··· Records for processing

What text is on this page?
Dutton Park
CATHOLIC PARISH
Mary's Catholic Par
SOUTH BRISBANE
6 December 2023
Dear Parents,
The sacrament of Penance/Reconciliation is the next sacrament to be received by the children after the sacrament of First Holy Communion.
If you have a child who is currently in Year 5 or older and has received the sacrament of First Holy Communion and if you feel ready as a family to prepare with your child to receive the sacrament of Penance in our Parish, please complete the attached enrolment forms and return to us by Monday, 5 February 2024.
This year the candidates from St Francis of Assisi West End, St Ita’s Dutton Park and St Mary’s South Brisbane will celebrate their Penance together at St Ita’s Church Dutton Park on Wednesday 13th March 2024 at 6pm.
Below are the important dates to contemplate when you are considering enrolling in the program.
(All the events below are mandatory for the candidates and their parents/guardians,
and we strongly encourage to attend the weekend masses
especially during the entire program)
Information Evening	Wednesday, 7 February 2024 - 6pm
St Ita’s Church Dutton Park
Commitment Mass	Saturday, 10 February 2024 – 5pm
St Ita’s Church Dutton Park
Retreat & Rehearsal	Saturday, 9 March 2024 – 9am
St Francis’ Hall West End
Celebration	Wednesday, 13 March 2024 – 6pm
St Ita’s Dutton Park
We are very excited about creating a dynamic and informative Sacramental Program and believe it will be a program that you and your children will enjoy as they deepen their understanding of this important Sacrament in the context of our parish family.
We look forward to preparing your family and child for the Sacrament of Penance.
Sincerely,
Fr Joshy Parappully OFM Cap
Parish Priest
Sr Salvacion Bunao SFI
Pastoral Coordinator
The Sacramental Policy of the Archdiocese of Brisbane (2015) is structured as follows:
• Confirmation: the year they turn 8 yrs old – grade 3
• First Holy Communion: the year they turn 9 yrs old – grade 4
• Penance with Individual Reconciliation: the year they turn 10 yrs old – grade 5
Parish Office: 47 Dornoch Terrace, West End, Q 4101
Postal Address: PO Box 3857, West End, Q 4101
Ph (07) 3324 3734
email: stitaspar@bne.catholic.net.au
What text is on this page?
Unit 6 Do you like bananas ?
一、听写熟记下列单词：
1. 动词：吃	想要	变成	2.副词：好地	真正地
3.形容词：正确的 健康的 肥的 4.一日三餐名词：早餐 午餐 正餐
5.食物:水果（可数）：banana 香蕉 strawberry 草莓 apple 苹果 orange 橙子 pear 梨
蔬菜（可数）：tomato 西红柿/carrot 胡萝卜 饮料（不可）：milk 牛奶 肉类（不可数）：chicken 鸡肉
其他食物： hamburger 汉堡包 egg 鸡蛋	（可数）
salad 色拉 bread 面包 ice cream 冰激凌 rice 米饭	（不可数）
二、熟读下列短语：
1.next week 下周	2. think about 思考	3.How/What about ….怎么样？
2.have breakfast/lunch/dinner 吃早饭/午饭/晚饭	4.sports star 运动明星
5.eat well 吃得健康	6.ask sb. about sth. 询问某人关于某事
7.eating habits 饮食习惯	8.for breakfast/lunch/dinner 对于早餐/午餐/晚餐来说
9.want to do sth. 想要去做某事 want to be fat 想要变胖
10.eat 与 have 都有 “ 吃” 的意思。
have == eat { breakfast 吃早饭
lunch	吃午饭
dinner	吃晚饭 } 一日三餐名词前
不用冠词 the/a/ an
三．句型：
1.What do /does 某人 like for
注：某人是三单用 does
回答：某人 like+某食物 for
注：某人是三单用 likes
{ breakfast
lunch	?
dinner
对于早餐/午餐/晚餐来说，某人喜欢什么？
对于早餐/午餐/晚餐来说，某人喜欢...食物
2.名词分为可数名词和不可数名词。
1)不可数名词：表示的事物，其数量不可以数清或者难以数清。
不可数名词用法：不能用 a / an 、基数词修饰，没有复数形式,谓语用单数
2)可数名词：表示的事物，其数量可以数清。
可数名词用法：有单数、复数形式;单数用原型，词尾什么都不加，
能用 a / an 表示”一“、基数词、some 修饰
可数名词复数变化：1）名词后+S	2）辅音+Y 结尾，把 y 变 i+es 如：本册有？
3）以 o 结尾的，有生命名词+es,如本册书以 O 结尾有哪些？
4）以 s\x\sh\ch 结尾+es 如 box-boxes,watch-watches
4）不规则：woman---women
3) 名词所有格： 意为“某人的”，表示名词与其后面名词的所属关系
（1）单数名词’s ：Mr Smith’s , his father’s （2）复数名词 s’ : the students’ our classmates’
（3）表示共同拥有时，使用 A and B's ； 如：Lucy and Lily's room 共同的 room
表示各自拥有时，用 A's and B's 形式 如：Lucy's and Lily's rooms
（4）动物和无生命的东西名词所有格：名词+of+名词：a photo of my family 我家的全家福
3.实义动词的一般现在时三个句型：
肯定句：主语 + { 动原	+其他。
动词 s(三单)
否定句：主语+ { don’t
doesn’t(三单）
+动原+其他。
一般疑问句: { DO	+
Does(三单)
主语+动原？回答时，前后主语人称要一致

······

_Task objective_
Repeat every record exactly as written, please.

_In response_
What text is on this page?
Dutton Park
CATHOLIC PARISH
Mary's Catholic Par
SOUTH BRISBANE
6 December 2023
Dear Parents,
The sacrament of Penance/Reconciliation is the next sacrament to be received by the children after the sacrament of First Holy Communion.
If you have a child who is currently in Year 5 or older and has received the sacrament of First Holy Communion and if you feel ready as a family to prepare with your child to receive the sacrament of Penance in our Parish, please complete the attached enrolment forms and return to us by Monday, 5 February 2024.
This year the candidates from St Francis of Assisi West End, St Ita’s Dutton Park and St Mary’s South Brisbane will celebrate their Penance together at St Ita’s Church Dutton Park on Wednesday 13th March 2024 at 6pm.
Below are the important dates to contemplate when you are considering enrolling in the program.
(All the events below are mandatory for the candidates and their parents/guardians,
and we strongly encourage to attend the weekend masses
especially during the entire program)
Information Evening	Wednesday, 7 February 2024 - 6pm
St Ita’s Church Dutton Park
Commitment Mass	Saturday, 10 February 2024 – 5pm
St Ita’s Church Dutton Park
Retreat & Rehearsal	Saturday, 9 March 2024 – 9am
St Francis’ Hall West End
Celebration	Wednesday, 13 March 2024 – 6pm
St Ita’s Dutton Park
We are very excited about creating a dynamic and informative Sacramental Program and believe it will be a program that you and your children will enjoy as they deepen their understanding of this important Sacrament in the context of our parish family.
We look forward to preparing your family and child for the Sacrament of Penance.
Sincerely,
Fr Joshy Parappully OFM Cap
Parish Priest
Sr Salvacion Bunao SFI
Pastoral Coordinator
The Sacramental Policy of the Archdiocese of Brisbane (2015) is structured as follows:
• Confirmation: the year they turn 8 yrs old – grade 3
• First Holy Communion: the year they turn 9 yrs old – grade 4
• Penance with Individual Reconciliation: the year they turn 10 yrs old – grade 5
Parish Office: 47 Dornoch Terrace, West End, Q 4101
Postal Address: PO Box 3857, West End, Q 4101
Ph (07) 3324 3734
email: stitaspar@bne.catholic.net.au
What text is on this page?
Unit 6 Do you like bananas ?
一、听写熟记下列单词：
1. 动词：吃	想要	变成	2.副词：好地	真正地
3.形容词：正确的 健康的 肥的 4.一日三餐名词：早餐 午餐 正餐
5.食物:水果（可数）：banana 香蕉 strawberry 草莓 apple 苹果 orange 橙子 pear 梨
蔬菜（可数）：tomato 西红柿/carrot 胡萝卜 饮料（不可）：milk 牛奶 肉类（不可数）：chicken 鸡肉
其他食物： hamburger 汉堡包 egg 鸡蛋	（可数）
salad 色拉 bread 面包 ice cream 冰激凌 rice 米饭	（不可数）
二、熟读下列短语：
1.next week 下周	2. think about 思考	3.How/What about ….怎么样？
2.have breakfast/lunch/dinner 吃早饭/午饭/晚饭	4.sports star 运动明星
5.eat well 吃得健康	6.ask sb. about sth. 询问某人关于某事
7.eating habits 饮食习惯	8.for breakfast/lunch/dinner 对于早餐/午餐/晚餐来说
9.want to do sth. 想要去做某事 want to be fat 想要变胖
10.eat 与 have 都有 “ 吃” 的意思。
have == eat { breakfast 吃早饭
lunch	吃午饭
dinner	吃晚饭 } 一日三餐名词前
不用冠词 the/a/ an
三．句型：
1.What do /does 某人 like for
注：某人是三单用 does
回答：某人 like+某食物 for
注：某人是三单用 likes
{ breakfast
lunch	?
dinner
对于早餐/午餐/晚餐来说，某人喜欢什么？
对于早餐/午餐/晚餐来说，某人喜欢...食物
2.名词分为可数名词和不可数名词。
1)不可数名词：表示的事物，其数量不可以数清或者难以数清。
不可数名词用法：不能用 a / an 、基数词修饰，没有复数形式,谓语用单数
2)可数名词：表示的事物，其数量可以数清。
可数名词用法：有单数、复数形式;单数用原型，词尾什么都不加，
能用 a / an 表示”一“、基数词、some 修饰
可数名词复数变化：1）名词后+S	2）辅音+Y 结尾，把 y 变 i+es 如：本册有？
3）以 o 结尾的，有生命名词+es,如本册书以 O 结尾有哪些？
4）以 s\x\sh\ch 结尾+es 如 box-boxes,watch-watches
4）不规则：woman---women
3) 名词所有格： 意为“某人的”，表示名词与其后面名词的所属关系
（1）单数名词’s ：Mr Smith’s , his father’s （2）复数名词 s’ : the students’ our classmates’
（3）表示共同拥有时，使用 A and B's ； 如：Lucy and Lily's room 共同的 room
表示各自拥有时，用 A's and B's 形式 如：Lucy's and Lily's rooms
（4）动物和无生命的东西名词所有格：名词+of+名词：a photo of my family 我家的全家福
3.实义动词的一般现在时三个句型：
肯定句：主语 + { 动原	+其他。
动词 s(三单)
否定句：主语+ { don’t
doesn’t(三单）
+动原+其他。
一般疑问句: { DO	+
Does(三单)
主语+动原？回答时，前后主语人称要一致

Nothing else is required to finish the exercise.